# Entries provided
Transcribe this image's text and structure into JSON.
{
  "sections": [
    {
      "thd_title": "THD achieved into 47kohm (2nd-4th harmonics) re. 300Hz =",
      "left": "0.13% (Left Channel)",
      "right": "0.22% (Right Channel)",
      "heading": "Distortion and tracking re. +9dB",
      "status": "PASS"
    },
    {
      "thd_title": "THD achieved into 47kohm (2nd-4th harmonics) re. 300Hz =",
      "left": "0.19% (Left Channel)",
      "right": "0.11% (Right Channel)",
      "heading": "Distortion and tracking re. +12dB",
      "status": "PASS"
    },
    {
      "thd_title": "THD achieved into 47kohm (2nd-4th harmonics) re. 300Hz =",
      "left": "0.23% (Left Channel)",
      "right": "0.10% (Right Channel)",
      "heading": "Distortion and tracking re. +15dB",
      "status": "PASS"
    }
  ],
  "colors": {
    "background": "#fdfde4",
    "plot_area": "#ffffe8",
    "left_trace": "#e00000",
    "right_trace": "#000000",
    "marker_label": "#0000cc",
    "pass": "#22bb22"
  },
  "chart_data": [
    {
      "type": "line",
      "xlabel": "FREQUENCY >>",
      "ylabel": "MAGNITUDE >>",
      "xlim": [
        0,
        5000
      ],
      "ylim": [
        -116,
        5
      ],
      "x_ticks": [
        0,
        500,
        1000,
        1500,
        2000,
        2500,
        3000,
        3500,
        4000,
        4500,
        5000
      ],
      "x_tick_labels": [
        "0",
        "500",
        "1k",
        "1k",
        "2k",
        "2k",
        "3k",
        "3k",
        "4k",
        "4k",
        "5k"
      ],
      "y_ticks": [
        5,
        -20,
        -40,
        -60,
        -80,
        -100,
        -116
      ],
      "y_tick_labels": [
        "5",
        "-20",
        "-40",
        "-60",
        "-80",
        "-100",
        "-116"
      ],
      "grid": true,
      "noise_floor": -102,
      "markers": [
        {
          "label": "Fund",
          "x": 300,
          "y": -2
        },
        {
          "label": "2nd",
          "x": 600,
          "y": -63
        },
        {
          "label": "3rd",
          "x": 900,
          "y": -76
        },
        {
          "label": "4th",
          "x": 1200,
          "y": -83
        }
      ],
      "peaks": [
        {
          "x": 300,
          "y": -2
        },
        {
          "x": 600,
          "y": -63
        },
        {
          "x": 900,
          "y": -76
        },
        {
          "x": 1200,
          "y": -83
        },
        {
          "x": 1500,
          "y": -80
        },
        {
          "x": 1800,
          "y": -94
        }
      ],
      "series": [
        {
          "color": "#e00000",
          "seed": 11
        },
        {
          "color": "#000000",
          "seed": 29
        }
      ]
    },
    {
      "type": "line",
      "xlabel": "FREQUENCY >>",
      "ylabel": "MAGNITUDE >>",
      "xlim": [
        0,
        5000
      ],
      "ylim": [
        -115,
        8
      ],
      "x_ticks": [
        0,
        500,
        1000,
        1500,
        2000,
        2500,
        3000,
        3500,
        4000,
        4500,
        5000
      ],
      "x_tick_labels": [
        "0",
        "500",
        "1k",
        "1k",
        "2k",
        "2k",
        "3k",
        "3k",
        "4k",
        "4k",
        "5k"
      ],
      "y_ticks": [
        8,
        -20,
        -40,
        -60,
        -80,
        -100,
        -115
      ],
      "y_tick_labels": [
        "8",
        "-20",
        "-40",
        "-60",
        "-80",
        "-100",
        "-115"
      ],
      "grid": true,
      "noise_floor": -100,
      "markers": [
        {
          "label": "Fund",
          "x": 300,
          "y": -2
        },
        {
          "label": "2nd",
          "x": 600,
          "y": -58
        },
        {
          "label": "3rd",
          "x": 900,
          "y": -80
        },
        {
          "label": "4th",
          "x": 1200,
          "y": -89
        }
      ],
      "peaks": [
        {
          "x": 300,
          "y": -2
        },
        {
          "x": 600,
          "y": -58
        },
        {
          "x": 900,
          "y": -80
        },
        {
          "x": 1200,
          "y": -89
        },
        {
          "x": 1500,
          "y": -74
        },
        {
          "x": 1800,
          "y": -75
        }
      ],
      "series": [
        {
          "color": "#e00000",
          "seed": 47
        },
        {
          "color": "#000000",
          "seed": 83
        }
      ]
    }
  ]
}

# Goal of the exercise
Using the listing above, please repeat every entry exactly.

# Correct result
Transcribe this image's text and structure into JSON.
{
  "sections": [
    {
      "thd_title": "THD achieved into 47kohm (2nd-4th harmonics) re. 300Hz =",
      "left": "0.13% (Left Channel)",
      "right": "0.22% (Right Channel)",
      "heading": "Distortion and tracking re. +9dB",
      "status": "PASS"
    },
    {
      "thd_title": "THD achieved into 47kohm (2nd-4th harmonics) re. 300Hz =",
      "left": "0.19% (Left Channel)",
      "right": "0.11% (Right Channel)",
      "heading": "Distortion and tracking re. +12dB",
      "status": "PASS"
    },
    {
      "thd_title": "THD achieved into 47kohm (2nd-4th harmonics) re. 300Hz =",
      "left": "0.23% (Left Channel)",
      "right": "0.10% (Right Channel)",
      "heading": "Distortion and tracking re. +15dB",
      "status": "PASS"
    }
  ],
  "colors": {
    "background": "#fdfde4",
    "plot_area": "#ffffe8",
    "left_trace": "#e00000",
    "right_trace": "#000000",
    "marker_label": "#0000cc",
    "pass": "#22bb22"
  },
  "chart_data": [
    {
      "type": "line",
      "xlabel": "FREQUENCY >>",
      "ylabel": "MAGNITUDE >>",
      "xlim": [
        0,
        5000
      ],
      "ylim": [
        -116,
        5
      ],
      "x_ticks": [
        0,
        500,
        1000,
        1500,
        2000,
        2500,
        3000,
        3500,
        4000,
        4500,
        5000
      ],
      "x_tick_labels": [
        "0",
        "500",
        "1k",
        "1k",
        "2k",
        "2k",
        "3k",
        "3k",
        "4k",
        "4k",
        "5k"
      ],
      "y_ticks": [
        5,
        -20,
        -40,
        -60,
        -80,
        -100,
        -116
      ],
      "y_tick_labels": [
        "5",
        "-20",
        "-40",
        "-60",
        "-80",
        "-100",
        "-116"
      ],
      "grid": true,
      "noise_floor": -102,
      "markers": [
        {
          "label": "Fund",
          "x": 300,
          "y": -2
        },
        {
          "label": "2nd",
          "x": 600,
          "y": -63
        },
        {
          "label": "3rd",
          "x": 900,
          "y": -76
        },
        {
          "label": "4th",
          "x": 1200,
          "y": -83
        }
      ],
      "peaks": [
        {
          "x": 300,
          "y": -2
        },
        {
          "x": 600,
          "y": -63
        },
        {
          "x": 900,
          "y": -76
        },
        {
          "x": 1200,
          "y": -83
        },
        {
          "x": 1500,
          "y": -80
        },
        {
          "x": 1800,
          "y": -94
        }
      ],
      "series": [
        {
          "color": "#e00000",
          "seed": 11
        },
        {
          "color": "#000000",
          "seed": 29
        }
      ]
    },
    {
      "type": "line",
      "xlabel": "FREQUENCY >>",
      "ylabel": "MAGNITUDE >>",
      "xlim": [
        0,
        5000
      ],
      "ylim": [
        -115,
        8
      ],
      "x_ticks": [
        0,
        500,
        1000,
        1500,
        2000,
        2500,
        3000,
        3500,
        4000,
        4500,
        5000
      ],
      "x_tick_labels": [
        "0",
        "500",
        "1k",
        "1k",
        "2k",
        "2k",
        "3k",
        "3k",
        "4k",
        "4k",
        "5k"
      ],
      "y_ticks": [
        8,
        -20,
        -40,
        -60,
        -80,
        -100,
        -115
      ],
      "y_tick_labels": [
        "8",
        "-20",
        "-40",
        "-60",
        "-80",
        "-100",
        "-115"
      ],
      "grid": true,
      "noise_floor": -100,
      "markers": [
        {
          "label": "Fund",
          "x": 300,
          "y": -2
        },
        {
          "label": "2nd",
          "x": 600,
          "y": -58
        },
        {
          "label": "3rd",
          "x": 900,
          "y": -80
        },
        {
          "label": "4th",
          "x": 1200,
          "y": -89
        }
      ],
      "peaks": [
        {
          "x": 300,
          "y": -2
        },
        {
          "x": 600,
          "y": -58
        },
        {
          "x": 900,
          "y": -80
        },
        {
          "x": 1200,
          "y": -89
        },
        {
          "x": 1500,
          "y": -74
        },
        {
          "x": 1800,
          "y": -75
        }
      ],
      "series": [
        {
          "color": "#e00000",
          "seed": 47
        },
        {
          "color": "#000000",
          "seed": 83
        }
      ]
    }
  ]
}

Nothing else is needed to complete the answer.